Exercise aim: Locate each line with the string "options" in the listing below and copy it.

· · · · · · ·

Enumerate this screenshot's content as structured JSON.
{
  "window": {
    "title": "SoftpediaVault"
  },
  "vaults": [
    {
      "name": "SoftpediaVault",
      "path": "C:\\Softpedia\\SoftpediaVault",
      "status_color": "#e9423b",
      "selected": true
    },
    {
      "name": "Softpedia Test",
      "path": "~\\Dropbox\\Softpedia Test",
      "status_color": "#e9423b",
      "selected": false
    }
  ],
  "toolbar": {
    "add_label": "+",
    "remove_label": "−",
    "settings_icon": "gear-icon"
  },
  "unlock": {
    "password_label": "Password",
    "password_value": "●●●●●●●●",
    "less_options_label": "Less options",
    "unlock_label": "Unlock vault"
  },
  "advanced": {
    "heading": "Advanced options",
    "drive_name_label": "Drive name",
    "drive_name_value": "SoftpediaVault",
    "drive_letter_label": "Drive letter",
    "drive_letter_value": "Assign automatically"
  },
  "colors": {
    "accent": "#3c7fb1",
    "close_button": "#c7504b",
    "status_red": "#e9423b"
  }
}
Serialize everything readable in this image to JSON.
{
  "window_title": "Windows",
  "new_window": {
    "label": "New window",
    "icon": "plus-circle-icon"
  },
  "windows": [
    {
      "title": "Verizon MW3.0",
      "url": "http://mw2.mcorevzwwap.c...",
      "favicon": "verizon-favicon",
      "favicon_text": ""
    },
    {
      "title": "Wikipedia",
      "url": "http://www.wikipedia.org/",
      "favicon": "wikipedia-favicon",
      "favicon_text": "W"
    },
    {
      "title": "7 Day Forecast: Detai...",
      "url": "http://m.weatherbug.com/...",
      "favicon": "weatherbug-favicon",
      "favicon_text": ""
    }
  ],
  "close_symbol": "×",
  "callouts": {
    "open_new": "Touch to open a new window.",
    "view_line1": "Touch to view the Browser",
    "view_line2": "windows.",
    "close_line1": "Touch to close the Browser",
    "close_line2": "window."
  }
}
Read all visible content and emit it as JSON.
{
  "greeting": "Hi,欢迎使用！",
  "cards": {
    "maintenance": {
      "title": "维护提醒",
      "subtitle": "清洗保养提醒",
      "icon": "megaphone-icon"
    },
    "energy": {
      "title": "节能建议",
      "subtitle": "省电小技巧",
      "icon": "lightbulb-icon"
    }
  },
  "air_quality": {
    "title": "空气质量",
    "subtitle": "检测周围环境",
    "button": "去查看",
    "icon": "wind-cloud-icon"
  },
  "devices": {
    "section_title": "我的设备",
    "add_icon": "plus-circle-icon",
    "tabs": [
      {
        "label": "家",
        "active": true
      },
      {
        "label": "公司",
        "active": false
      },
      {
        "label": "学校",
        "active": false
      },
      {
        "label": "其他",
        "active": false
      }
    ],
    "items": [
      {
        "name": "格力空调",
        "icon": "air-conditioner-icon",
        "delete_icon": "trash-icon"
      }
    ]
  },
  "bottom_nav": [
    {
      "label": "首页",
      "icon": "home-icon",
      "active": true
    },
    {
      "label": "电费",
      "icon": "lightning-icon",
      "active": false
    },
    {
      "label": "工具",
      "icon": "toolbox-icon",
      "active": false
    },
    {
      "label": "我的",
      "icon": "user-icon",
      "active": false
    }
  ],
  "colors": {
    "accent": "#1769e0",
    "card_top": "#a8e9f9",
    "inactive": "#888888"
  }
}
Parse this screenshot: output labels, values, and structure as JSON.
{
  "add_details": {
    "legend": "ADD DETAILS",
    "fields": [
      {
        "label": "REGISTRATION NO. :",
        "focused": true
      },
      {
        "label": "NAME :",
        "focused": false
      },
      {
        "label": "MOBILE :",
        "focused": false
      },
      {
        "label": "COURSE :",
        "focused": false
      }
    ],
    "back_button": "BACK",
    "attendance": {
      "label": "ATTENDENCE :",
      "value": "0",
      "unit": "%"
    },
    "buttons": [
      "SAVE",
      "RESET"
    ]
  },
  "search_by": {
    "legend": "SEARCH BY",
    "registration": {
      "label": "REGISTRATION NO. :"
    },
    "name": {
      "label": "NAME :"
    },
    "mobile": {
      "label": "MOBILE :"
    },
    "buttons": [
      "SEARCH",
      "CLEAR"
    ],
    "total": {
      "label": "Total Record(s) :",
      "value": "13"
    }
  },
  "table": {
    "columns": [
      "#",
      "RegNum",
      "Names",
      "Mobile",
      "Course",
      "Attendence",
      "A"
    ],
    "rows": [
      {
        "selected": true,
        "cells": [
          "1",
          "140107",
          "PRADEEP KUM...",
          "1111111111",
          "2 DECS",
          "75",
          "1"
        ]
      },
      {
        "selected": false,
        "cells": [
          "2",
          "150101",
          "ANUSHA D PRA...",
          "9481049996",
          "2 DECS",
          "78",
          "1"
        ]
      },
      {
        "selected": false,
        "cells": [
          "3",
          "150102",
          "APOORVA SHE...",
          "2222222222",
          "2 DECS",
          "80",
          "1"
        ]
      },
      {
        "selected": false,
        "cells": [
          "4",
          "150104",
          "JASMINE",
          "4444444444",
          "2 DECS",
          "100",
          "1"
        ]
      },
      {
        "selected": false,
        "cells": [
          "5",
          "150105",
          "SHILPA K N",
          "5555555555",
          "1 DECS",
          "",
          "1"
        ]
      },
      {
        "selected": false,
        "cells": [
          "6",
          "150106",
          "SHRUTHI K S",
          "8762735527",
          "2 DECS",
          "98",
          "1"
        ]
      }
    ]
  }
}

· · · · · · ·

Answer below:
    "less_options_label": "Less options",
    "heading": "Advanced options",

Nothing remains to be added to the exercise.